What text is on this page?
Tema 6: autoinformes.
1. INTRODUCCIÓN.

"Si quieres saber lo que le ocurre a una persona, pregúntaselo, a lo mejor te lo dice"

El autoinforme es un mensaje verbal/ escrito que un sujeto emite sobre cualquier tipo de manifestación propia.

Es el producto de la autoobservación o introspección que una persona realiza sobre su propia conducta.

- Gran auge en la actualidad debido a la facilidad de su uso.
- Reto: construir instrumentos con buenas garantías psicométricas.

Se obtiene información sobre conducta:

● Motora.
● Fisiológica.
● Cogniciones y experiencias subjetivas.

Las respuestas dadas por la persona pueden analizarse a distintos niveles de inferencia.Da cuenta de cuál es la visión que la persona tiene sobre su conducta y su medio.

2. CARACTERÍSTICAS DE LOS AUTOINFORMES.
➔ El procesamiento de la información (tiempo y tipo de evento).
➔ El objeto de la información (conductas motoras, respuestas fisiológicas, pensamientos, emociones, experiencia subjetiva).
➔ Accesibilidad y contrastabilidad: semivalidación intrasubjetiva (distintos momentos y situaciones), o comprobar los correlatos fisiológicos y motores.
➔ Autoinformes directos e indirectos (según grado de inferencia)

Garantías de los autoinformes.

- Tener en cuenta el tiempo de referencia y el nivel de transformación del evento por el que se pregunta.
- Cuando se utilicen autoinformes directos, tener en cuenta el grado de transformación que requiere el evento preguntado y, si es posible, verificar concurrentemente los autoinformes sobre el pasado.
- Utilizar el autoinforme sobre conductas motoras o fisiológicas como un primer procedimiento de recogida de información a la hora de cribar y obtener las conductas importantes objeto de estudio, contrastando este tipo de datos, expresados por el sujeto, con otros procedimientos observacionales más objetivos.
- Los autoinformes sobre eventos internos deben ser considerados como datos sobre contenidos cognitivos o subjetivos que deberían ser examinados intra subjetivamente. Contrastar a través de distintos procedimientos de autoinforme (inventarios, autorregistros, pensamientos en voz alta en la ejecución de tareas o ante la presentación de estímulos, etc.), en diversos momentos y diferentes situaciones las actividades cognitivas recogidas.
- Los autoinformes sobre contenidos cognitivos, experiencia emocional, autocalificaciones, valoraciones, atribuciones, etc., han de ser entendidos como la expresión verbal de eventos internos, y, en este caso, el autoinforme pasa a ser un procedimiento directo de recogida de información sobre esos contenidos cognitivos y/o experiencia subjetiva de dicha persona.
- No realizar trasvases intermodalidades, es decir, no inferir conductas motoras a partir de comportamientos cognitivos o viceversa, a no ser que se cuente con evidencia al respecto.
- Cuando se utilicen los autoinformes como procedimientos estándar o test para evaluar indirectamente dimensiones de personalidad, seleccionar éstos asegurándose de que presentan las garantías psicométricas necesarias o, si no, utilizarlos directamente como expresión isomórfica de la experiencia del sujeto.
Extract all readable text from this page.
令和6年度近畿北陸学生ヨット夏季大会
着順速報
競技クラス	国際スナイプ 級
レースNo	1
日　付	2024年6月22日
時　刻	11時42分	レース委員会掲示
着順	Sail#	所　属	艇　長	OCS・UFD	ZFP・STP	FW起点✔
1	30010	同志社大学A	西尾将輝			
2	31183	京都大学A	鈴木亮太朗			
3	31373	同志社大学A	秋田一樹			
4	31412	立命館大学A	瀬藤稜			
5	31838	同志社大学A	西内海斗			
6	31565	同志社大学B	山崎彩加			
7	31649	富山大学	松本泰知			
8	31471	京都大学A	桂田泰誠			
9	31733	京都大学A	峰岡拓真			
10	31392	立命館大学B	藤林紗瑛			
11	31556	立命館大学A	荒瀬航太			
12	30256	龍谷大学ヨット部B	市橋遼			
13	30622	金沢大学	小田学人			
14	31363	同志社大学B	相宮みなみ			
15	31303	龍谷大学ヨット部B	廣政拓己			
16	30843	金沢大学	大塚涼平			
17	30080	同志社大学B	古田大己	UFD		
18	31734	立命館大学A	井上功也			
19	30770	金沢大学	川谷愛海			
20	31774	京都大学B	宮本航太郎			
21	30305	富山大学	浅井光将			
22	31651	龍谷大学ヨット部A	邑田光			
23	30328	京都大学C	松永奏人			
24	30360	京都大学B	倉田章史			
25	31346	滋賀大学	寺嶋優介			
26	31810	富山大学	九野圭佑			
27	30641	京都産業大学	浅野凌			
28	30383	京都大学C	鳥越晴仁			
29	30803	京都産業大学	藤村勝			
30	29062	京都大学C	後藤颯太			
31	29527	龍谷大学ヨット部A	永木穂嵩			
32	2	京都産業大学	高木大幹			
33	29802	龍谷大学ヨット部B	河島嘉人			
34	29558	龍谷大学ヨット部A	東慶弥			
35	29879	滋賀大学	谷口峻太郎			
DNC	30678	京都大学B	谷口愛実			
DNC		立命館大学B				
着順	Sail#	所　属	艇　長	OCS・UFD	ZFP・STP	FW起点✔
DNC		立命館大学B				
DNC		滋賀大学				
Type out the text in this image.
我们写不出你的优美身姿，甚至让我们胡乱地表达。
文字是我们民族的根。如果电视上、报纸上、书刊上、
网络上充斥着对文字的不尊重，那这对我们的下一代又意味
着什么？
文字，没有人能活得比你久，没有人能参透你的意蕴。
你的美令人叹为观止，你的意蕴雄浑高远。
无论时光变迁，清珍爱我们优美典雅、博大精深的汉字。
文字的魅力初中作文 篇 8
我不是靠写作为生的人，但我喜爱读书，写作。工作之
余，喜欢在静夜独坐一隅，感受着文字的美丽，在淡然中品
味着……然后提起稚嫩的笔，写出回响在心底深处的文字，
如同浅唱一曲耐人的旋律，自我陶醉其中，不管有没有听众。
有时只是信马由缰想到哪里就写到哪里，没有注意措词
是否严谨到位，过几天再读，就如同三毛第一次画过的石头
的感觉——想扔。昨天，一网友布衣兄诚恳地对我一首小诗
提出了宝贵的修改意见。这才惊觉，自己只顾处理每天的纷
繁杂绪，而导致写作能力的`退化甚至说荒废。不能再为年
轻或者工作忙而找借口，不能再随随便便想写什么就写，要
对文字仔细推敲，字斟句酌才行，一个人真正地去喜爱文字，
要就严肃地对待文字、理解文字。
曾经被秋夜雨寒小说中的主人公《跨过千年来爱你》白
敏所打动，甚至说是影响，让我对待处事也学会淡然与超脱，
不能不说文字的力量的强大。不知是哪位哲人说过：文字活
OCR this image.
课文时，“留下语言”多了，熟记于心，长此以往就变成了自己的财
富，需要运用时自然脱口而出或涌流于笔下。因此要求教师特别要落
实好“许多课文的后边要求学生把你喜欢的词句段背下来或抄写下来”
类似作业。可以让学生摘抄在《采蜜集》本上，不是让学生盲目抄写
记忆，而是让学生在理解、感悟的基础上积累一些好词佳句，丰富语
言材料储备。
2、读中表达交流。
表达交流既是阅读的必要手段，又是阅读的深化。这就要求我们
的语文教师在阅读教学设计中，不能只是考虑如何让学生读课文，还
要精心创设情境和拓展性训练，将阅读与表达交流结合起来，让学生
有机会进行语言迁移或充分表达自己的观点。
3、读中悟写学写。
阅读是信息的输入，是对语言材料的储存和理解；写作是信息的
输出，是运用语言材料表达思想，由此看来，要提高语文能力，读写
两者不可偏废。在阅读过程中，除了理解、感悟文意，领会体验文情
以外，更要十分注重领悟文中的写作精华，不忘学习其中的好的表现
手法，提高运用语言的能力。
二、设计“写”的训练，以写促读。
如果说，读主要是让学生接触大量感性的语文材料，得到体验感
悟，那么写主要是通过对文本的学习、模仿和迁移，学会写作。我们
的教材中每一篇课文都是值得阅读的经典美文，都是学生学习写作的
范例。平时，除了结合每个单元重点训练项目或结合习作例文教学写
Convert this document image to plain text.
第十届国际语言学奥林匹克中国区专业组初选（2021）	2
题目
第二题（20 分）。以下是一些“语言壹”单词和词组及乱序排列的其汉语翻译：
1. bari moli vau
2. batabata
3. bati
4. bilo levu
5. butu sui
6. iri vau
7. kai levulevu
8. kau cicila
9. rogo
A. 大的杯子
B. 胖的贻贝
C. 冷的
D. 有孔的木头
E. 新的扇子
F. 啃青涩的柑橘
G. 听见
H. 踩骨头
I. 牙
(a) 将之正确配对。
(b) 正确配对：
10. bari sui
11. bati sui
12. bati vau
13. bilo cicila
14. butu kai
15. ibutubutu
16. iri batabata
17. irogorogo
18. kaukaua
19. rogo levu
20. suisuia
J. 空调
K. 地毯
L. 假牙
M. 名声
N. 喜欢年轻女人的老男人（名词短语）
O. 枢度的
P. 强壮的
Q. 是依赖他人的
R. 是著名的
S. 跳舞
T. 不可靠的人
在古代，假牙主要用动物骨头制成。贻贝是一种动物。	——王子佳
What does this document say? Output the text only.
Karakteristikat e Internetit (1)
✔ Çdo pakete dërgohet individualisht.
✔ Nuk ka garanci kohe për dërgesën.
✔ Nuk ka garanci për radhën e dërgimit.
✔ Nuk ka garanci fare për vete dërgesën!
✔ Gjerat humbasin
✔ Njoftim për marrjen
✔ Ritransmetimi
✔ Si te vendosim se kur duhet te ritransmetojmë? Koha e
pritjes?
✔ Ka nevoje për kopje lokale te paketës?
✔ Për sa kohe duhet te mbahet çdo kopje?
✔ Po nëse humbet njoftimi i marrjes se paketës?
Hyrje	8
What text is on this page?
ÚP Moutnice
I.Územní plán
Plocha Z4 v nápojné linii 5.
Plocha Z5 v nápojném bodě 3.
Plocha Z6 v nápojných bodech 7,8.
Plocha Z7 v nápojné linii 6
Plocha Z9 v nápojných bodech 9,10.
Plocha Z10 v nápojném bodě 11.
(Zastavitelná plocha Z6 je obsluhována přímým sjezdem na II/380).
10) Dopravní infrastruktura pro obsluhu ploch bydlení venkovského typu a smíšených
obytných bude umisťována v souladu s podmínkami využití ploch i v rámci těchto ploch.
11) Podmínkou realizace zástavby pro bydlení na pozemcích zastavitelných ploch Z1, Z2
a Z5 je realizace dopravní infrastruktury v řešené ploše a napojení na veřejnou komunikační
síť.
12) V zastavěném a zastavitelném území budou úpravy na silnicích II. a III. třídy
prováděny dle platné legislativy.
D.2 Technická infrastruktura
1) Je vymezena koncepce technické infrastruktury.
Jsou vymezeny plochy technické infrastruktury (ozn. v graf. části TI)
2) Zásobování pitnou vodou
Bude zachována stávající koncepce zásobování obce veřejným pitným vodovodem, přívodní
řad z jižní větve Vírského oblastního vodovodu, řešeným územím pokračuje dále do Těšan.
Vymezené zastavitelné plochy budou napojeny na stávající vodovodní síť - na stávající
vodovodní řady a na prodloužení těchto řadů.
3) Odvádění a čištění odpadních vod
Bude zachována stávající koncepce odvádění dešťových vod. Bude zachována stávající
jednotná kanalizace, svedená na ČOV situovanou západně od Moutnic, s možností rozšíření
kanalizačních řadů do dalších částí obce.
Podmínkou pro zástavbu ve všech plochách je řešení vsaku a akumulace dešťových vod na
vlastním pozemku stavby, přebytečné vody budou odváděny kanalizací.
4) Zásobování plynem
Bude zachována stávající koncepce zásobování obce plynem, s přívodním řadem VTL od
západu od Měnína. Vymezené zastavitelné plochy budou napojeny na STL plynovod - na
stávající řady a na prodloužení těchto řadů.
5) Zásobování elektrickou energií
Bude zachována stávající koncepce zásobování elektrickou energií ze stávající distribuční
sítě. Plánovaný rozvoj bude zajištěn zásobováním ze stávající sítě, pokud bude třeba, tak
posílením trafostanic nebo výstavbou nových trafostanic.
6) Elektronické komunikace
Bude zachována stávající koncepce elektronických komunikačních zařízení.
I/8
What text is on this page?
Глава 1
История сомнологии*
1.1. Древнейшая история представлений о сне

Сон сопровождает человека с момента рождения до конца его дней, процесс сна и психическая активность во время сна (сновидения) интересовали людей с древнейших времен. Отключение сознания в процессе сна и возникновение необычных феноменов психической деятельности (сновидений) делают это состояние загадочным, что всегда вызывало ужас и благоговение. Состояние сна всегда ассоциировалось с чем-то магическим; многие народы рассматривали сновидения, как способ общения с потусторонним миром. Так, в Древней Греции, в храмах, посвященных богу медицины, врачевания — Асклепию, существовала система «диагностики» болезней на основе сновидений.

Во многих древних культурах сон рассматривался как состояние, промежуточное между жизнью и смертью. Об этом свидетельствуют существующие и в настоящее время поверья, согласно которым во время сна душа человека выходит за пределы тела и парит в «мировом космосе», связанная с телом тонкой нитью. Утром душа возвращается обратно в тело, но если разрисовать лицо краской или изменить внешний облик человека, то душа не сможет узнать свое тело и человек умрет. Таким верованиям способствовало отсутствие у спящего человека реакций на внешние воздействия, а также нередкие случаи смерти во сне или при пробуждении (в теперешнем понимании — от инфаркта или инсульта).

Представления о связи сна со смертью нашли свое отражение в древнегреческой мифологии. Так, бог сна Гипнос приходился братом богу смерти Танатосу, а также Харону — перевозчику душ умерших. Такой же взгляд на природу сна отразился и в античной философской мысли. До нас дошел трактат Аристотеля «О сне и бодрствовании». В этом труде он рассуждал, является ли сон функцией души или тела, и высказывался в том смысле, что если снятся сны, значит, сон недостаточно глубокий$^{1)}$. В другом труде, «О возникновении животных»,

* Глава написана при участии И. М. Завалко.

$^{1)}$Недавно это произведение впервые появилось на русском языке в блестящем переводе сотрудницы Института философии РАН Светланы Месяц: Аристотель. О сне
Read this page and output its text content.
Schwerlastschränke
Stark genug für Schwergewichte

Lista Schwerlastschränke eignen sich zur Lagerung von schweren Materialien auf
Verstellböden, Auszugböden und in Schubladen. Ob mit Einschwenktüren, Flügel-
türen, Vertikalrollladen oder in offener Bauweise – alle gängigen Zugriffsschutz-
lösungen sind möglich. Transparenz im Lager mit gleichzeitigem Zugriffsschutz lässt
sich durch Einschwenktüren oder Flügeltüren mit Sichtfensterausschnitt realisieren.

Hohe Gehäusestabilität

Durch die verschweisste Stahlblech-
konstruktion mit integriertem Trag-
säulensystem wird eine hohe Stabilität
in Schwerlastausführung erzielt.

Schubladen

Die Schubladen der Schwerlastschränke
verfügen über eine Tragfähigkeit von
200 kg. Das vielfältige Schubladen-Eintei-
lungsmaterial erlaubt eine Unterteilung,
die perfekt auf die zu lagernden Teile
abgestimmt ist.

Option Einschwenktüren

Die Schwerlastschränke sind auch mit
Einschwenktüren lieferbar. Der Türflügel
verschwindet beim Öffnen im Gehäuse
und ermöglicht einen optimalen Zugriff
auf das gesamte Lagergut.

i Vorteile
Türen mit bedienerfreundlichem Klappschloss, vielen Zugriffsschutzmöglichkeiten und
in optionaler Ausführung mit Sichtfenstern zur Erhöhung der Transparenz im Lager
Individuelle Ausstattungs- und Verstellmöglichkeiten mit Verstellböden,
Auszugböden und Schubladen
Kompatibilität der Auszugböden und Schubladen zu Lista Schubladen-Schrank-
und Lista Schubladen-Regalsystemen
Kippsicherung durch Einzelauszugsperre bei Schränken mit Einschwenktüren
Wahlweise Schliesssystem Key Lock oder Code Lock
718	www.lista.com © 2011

# # # #

Exercise =>
From the data, list each line in which the string "kohe" appears.

Output of the task =>
✔ Nuk ka garanci kohe për dërgesën.
✔ Për sa kohe duhet te mbahet çdo kopje?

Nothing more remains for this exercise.